**WHAT TO DO**
Quote the data below in full, minus the images.

**DATA FOR PROCESSING**

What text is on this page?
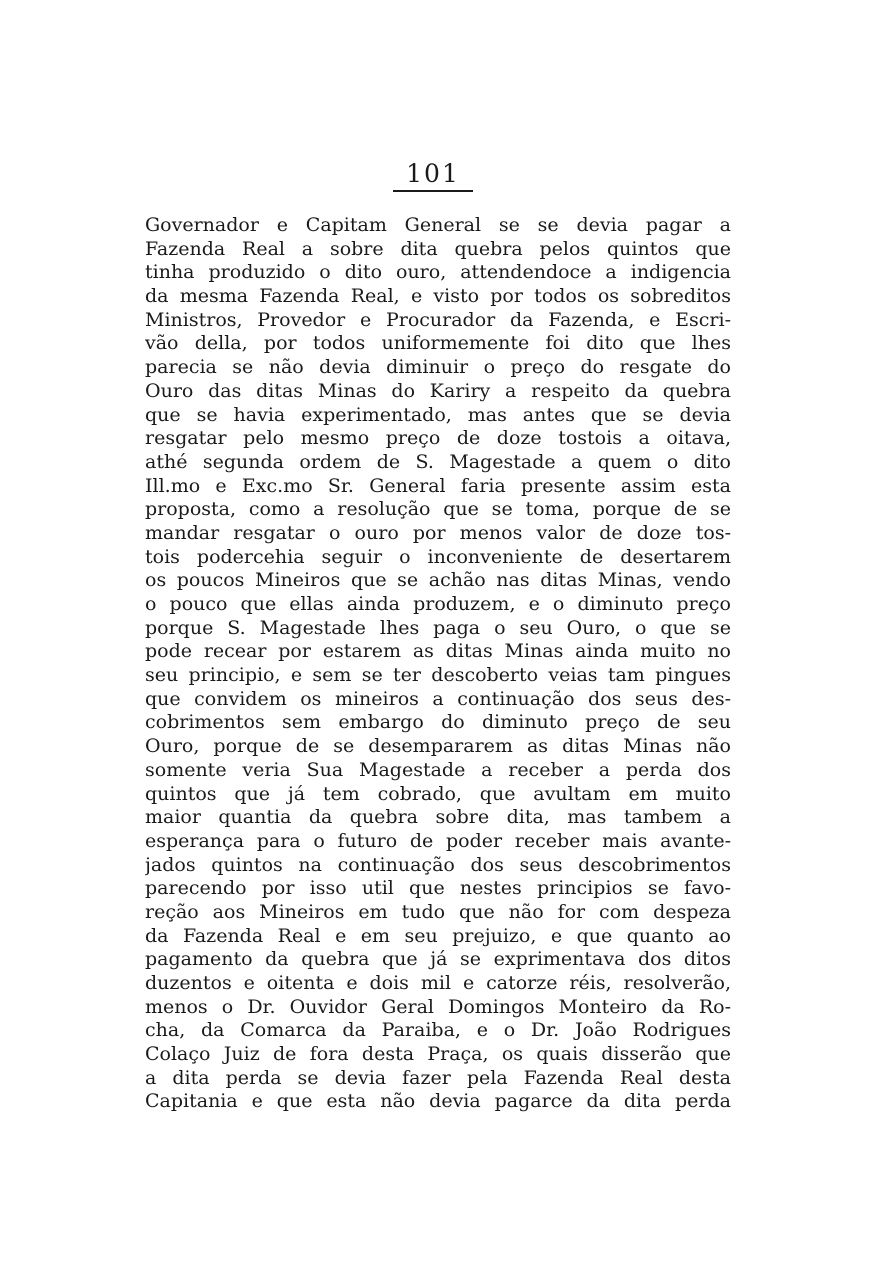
101
Governador e Capitam General se se devia pagar a
Fazenda Real a sobre dita quebra pelos quintos que
tinha produzido o dito ouro, attendendoce a indigencia
da mesma Fazenda Real, e visto por todos os sobreditos
Ministros, Provedor e Procurador da Fazenda, e Escri-
vão della, por todos uniformemente foi dito que lhes
parecia se não devia diminuir o preço do resgate do
Ouro das ditas Minas do Kariry a respeito da quebra
que se havia experimentado, mas antes que se devia
resgatar pelo mesmo preço de doze tostois a oitava,
athé segunda ordem de S. Magestade a quem o dito
Ill.mo e Exc.mo Sr. General faria presente assim esta
proposta, como a resolução que se toma, porque de se
mandar resgatar o ouro por menos valor de doze tos-
tois podercehia seguir o inconveniente de desertarem
os poucos Mineiros que se achão nas ditas Minas, vendo
o pouco que ellas ainda produzem, e o diminuto preço
porque S. Magestade lhes paga o seu Ouro, o que se
pode recear por estarem as ditas Minas ainda muito no
seu principio, e sem se ter descoberto veias tam pingues
que convidem os mineiros a continuação dos seus des-
cobrimentos sem embargo do diminuto preço de seu
Ouro, porque de se desempararem as ditas Minas não
somente veria Sua Magestade a receber a perda dos
quintos que já tem cobrado, que avultam em muito
maior quantia da quebra sobre dita, mas tambem a
esperança para o futuro de poder receber mais avante-
jados quintos na continuação dos seus descobrimentos
parecendo por isso util que nestes principios se favo-
reção aos Mineiros em tudo que não for com despeza
da Fazenda Real e em seu prejuizo, e que quanto ao
pagamento da quebra que já se exprimentava dos ditos
duzentos e oitenta e dois mil e catorze réis, resolverão,
menos o Dr. Ouvidor Geral Domingos Monteiro da Ro-
cha, da Comarca da Paraiba, e o Dr. João Rodrigues
Colaço Juiz de fora desta Praça, os quais disserão que
a dita perda se devia fazer pela Fazenda Real desta
Capitania e que esta não devia pagarce da dita perda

**SOLUTION**
What text is on this page?
101
Governador e Capitam General se se devia pagar a
Fazenda Real a sobre dita quebra pelos quintos que
tinha produzido o dito ouro, attendendoce a indigencia
da mesma Fazenda Real, e visto por todos os sobreditos
Ministros, Provedor e Procurador da Fazenda, e Escri-
vão della, por todos uniformemente foi dito que lhes
parecia se não devia diminuir o preço do resgate do
Ouro das ditas Minas do Kariry a respeito da quebra
que se havia experimentado, mas antes que se devia
resgatar pelo mesmo preço de doze tostois a oitava,
athé segunda ordem de S. Magestade a quem o dito
Ill.mo e Exc.mo Sr. General faria presente assim esta
proposta, como a resolução que se toma, porque de se
mandar resgatar o ouro por menos valor de doze tos-
tois podercehia seguir o inconveniente de desertarem
os poucos Mineiros que se achão nas ditas Minas, vendo
o pouco que ellas ainda produzem, e o diminuto preço
porque S. Magestade lhes paga o seu Ouro, o que se
pode recear por estarem as ditas Minas ainda muito no
seu principio, e sem se ter descoberto veias tam pingues
que convidem os mineiros a continuação dos seus des-
cobrimentos sem embargo do diminuto preço de seu
Ouro, porque de se desempararem as ditas Minas não
somente veria Sua Magestade a receber a perda dos
quintos que já tem cobrado, que avultam em muito
maior quantia da quebra sobre dita, mas tambem a
esperança para o futuro de poder receber mais avante-
jados quintos na continuação dos seus descobrimentos
parecendo por isso util que nestes principios se favo-
reção aos Mineiros em tudo que não for com despeza
da Fazenda Real e em seu prejuizo, e que quanto ao
pagamento da quebra que já se exprimentava dos ditos
duzentos e oitenta e dois mil e catorze réis, resolverão,
menos o Dr. Ouvidor Geral Domingos Monteiro da Ro-
cha, da Comarca da Paraiba, e o Dr. João Rodrigues
Colaço Juiz de fora desta Praça, os quais disserão que
a dita perda se devia fazer pela Fazenda Real desta
Capitania e que esta não devia pagarce da dita perda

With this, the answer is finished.